(begin)

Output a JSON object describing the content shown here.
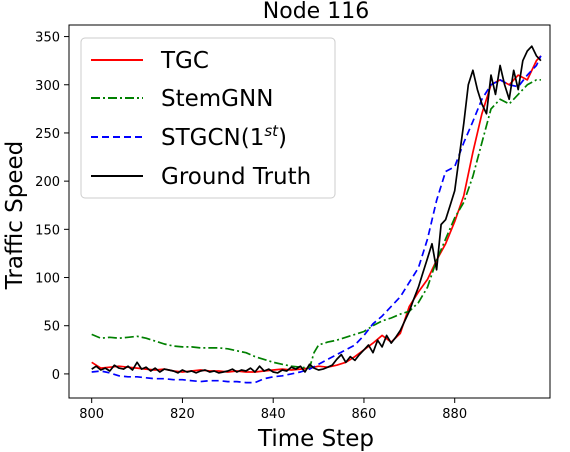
{
  "chart_data": {
    "type": "line",
    "title": "Node 116",
    "xlabel": "Time Step",
    "ylabel": "Traffic Speed",
    "xlim": [
      795,
      901
    ],
    "ylim": [
      -25,
      362
    ],
    "xticks": [
      800,
      820,
      840,
      860,
      880
    ],
    "yticks": [
      0,
      50,
      100,
      150,
      200,
      250,
      300,
      350
    ],
    "grid": false,
    "legend": "top-left",
    "series": [
      {
        "name": "TGC",
        "color": "#ff0000",
        "style": "solid",
        "x": [
          800,
          802,
          804,
          806,
          808,
          810,
          812,
          814,
          816,
          818,
          820,
          822,
          824,
          826,
          828,
          830,
          832,
          834,
          836,
          838,
          840,
          842,
          844,
          846,
          848,
          850,
          852,
          854,
          856,
          858,
          860,
          862,
          864,
          866,
          868,
          870,
          872,
          874,
          876,
          878,
          880,
          882,
          884,
          886,
          888,
          890,
          892,
          894,
          896,
          898,
          899
        ],
        "y": [
          12,
          6,
          7,
          8,
          7,
          6,
          5,
          4,
          5,
          3,
          2,
          3,
          4,
          3,
          3,
          2,
          3,
          2,
          2,
          3,
          4,
          5,
          4,
          5,
          6,
          8,
          7,
          9,
          12,
          18,
          25,
          32,
          40,
          33,
          42,
          70,
          85,
          98,
          118,
          135,
          158,
          185,
          230,
          270,
          300,
          305,
          300,
          310,
          305,
          325,
          330
        ]
      },
      {
        "name": "StemGNN",
        "color": "#008000",
        "style": "dashdot",
        "x": [
          800,
          802,
          804,
          806,
          808,
          810,
          812,
          814,
          816,
          818,
          820,
          822,
          824,
          826,
          828,
          830,
          832,
          834,
          836,
          838,
          840,
          842,
          844,
          846,
          848,
          849,
          850,
          852,
          854,
          856,
          858,
          860,
          862,
          864,
          866,
          868,
          870,
          872,
          874,
          876,
          878,
          880,
          882,
          884,
          886,
          888,
          890,
          892,
          894,
          896,
          898,
          899
        ],
        "y": [
          41,
          37,
          38,
          37,
          38,
          39,
          37,
          34,
          31,
          29,
          28,
          28,
          27,
          27,
          27,
          26,
          24,
          22,
          18,
          15,
          12,
          10,
          8,
          7,
          6,
          22,
          30,
          33,
          35,
          38,
          41,
          44,
          50,
          55,
          58,
          62,
          65,
          74,
          90,
          118,
          140,
          162,
          178,
          205,
          240,
          275,
          285,
          280,
          290,
          300,
          305,
          305
        ]
      },
      {
        "name": "STGCN(1st)",
        "color": "#0000ff",
        "style": "dashed",
        "x": [
          800,
          802,
          804,
          806,
          808,
          810,
          812,
          814,
          816,
          818,
          820,
          822,
          824,
          826,
          828,
          830,
          832,
          834,
          836,
          838,
          840,
          842,
          844,
          846,
          848,
          850,
          852,
          854,
          856,
          858,
          860,
          862,
          864,
          866,
          868,
          870,
          872,
          874,
          876,
          878,
          880,
          882,
          884,
          886,
          888,
          890,
          892,
          894,
          896,
          898,
          899
        ],
        "y": [
          2,
          3,
          1,
          -2,
          -3,
          -3,
          -4,
          -5,
          -5,
          -6,
          -6,
          -7,
          -8,
          -7,
          -7,
          -8,
          -8,
          -9,
          -9,
          -5,
          -3,
          -2,
          0,
          2,
          5,
          10,
          15,
          20,
          25,
          30,
          40,
          52,
          60,
          70,
          80,
          95,
          110,
          140,
          180,
          210,
          215,
          240,
          262,
          285,
          300,
          305,
          300,
          298,
          310,
          320,
          330
        ]
      },
      {
        "name": "Ground Truth",
        "color": "#000000",
        "style": "solid",
        "x": [
          800,
          801,
          802,
          803,
          804,
          805,
          806,
          807,
          808,
          809,
          810,
          811,
          812,
          813,
          814,
          815,
          816,
          817,
          818,
          819,
          820,
          821,
          822,
          823,
          824,
          825,
          826,
          827,
          828,
          829,
          830,
          831,
          832,
          833,
          834,
          835,
          836,
          837,
          838,
          839,
          840,
          841,
          842,
          843,
          844,
          845,
          846,
          847,
          848,
          849,
          850,
          851,
          852,
          853,
          854,
          855,
          856,
          857,
          858,
          859,
          860,
          861,
          862,
          863,
          864,
          865,
          866,
          867,
          868,
          869,
          870,
          871,
          872,
          873,
          874,
          875,
          876,
          877,
          878,
          879,
          880,
          881,
          882,
          883,
          884,
          885,
          886,
          887,
          888,
          889,
          890,
          891,
          892,
          893,
          894,
          895,
          896,
          897,
          898,
          899
        ],
        "y": [
          5,
          8,
          4,
          6,
          3,
          9,
          6,
          5,
          8,
          4,
          12,
          5,
          7,
          3,
          6,
          2,
          5,
          4,
          3,
          1,
          4,
          2,
          3,
          1,
          3,
          4,
          2,
          3,
          1,
          2,
          3,
          5,
          2,
          4,
          3,
          6,
          2,
          8,
          3,
          5,
          2,
          1,
          4,
          3,
          7,
          5,
          8,
          2,
          10,
          6,
          4,
          5,
          7,
          9,
          15,
          20,
          12,
          18,
          14,
          20,
          25,
          30,
          22,
          35,
          28,
          40,
          32,
          38,
          45,
          55,
          65,
          78,
          90,
          105,
          120,
          135,
          108,
          155,
          160,
          175,
          190,
          225,
          260,
          300,
          315,
          295,
          280,
          270,
          310,
          290,
          320,
          300,
          285,
          315,
          295,
          325,
          335,
          340,
          330,
          325
        ]
      }
    ]
  }
}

(end)

Among the lines of the data, identify those with the word "color". Copy each of them.

EXPECTED OUTPUT:
        "color": "#ff0000",
        "color": "#008000",
        "color": "#0000ff",
        "color": "#000000",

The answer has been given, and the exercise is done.